>> begin Given data

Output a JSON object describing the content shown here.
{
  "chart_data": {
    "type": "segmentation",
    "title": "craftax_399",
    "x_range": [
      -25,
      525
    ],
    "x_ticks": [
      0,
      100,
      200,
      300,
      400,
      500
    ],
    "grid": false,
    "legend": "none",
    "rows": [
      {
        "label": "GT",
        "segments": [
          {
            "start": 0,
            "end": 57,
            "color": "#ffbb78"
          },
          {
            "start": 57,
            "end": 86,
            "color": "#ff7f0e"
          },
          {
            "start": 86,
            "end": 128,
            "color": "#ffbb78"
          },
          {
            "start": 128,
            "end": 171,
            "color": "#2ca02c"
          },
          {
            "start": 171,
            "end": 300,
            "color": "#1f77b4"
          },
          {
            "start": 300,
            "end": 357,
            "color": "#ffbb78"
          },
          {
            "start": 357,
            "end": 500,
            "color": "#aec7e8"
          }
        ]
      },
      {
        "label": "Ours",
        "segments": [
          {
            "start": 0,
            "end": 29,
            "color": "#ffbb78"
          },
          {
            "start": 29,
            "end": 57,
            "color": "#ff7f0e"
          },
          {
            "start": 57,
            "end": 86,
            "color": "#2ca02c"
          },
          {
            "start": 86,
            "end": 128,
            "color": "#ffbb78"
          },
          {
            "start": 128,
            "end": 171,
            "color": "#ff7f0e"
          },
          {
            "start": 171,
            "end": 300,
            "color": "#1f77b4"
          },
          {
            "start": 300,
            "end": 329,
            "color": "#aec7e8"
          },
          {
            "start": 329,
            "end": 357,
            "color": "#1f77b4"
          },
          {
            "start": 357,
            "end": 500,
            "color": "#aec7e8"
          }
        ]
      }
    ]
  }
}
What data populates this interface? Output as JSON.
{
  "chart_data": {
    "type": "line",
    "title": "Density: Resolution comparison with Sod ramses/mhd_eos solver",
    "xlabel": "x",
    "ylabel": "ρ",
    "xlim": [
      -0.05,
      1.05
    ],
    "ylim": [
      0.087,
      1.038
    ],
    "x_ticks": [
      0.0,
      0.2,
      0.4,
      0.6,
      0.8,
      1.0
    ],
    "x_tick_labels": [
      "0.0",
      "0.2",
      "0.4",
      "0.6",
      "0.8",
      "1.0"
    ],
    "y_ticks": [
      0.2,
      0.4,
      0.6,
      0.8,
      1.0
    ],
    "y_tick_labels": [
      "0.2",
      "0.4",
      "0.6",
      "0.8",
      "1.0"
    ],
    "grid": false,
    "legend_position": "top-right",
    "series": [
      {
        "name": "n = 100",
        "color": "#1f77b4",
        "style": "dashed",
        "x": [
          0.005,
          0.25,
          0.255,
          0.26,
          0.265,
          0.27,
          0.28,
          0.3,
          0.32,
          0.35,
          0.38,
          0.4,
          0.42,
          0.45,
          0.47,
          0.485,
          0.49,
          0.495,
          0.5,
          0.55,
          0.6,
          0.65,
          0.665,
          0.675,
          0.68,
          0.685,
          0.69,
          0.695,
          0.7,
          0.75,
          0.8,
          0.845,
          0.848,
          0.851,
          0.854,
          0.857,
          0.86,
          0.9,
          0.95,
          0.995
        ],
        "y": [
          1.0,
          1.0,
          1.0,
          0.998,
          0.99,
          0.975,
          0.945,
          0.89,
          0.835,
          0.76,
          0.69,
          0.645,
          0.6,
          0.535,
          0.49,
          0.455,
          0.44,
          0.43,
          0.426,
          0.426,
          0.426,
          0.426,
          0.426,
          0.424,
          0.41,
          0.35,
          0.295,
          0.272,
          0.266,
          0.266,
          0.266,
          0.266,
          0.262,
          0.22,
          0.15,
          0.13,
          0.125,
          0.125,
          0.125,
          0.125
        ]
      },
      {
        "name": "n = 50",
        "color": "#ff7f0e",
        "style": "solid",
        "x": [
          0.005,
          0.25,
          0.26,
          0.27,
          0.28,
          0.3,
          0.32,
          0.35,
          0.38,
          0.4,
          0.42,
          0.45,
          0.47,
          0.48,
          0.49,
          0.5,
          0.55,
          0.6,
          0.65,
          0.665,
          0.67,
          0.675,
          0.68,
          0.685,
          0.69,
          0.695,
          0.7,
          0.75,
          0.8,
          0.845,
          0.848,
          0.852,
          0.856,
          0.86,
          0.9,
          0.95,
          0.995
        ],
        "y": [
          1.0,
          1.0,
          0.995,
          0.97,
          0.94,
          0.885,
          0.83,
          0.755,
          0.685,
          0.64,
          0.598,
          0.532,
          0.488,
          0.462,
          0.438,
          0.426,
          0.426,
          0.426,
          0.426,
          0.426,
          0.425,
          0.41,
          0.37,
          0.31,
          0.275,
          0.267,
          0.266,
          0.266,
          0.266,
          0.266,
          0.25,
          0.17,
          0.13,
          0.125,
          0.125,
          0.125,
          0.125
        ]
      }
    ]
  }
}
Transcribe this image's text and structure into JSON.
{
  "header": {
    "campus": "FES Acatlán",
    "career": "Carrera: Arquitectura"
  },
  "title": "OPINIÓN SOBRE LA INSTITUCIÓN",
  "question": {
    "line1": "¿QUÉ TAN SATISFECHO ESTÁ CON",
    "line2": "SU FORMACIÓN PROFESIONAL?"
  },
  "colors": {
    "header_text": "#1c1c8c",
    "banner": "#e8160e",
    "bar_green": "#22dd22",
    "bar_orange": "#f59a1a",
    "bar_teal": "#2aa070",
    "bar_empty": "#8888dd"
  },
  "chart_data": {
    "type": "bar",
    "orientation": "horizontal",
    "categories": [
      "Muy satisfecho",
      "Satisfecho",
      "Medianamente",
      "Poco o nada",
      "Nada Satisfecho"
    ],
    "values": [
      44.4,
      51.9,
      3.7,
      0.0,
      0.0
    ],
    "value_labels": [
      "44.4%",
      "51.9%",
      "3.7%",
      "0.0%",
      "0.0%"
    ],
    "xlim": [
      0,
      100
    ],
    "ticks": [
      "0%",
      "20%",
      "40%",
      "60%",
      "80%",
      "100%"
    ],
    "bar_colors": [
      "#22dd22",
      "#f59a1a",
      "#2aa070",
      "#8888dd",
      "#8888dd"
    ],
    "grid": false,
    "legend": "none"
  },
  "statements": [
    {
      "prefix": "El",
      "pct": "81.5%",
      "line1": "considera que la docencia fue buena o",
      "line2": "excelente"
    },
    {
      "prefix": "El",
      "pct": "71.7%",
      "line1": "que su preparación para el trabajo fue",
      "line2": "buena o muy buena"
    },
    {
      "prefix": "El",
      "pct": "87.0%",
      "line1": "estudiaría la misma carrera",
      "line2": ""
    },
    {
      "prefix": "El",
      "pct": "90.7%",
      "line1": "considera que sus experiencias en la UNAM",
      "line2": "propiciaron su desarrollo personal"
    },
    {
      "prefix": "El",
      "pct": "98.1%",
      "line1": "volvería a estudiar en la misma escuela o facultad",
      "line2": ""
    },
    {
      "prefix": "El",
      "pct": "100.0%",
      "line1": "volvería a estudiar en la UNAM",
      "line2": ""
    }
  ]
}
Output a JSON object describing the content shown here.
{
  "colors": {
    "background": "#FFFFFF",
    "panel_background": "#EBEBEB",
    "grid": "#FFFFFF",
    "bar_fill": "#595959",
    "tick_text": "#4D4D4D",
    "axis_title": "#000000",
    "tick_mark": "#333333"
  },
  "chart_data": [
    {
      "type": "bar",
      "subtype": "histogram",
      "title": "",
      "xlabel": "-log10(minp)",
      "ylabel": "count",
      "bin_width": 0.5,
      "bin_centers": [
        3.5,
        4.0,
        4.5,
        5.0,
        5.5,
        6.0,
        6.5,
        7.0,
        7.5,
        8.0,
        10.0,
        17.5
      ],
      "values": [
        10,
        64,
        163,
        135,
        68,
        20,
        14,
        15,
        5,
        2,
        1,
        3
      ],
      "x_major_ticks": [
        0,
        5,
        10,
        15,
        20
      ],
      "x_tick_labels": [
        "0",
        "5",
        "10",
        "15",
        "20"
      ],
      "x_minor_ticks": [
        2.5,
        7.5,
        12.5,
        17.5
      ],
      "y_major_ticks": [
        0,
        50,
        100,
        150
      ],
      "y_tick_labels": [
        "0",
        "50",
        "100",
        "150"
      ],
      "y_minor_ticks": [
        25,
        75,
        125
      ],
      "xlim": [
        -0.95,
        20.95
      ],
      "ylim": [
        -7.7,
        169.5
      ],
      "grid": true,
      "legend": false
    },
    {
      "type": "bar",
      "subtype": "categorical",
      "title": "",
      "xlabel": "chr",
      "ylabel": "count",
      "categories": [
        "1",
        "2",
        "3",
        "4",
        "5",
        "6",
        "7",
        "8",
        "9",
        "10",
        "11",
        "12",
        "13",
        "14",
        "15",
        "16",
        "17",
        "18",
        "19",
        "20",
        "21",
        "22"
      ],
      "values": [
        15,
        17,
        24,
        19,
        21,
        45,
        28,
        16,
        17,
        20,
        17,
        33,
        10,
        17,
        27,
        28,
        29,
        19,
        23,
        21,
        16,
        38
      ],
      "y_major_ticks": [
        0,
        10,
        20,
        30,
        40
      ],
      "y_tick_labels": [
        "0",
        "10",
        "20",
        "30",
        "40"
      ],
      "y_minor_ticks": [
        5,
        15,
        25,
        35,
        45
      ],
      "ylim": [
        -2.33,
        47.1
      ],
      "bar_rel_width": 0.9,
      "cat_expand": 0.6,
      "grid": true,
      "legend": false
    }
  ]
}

>> end Given data

**Your objective:**
In the records above, find each line holding "xlabel" and copy it.

**Answer for the task:**
    "xlabel": "x",
      "xlabel": "-log10(minp)",
      "xlabel": "chr",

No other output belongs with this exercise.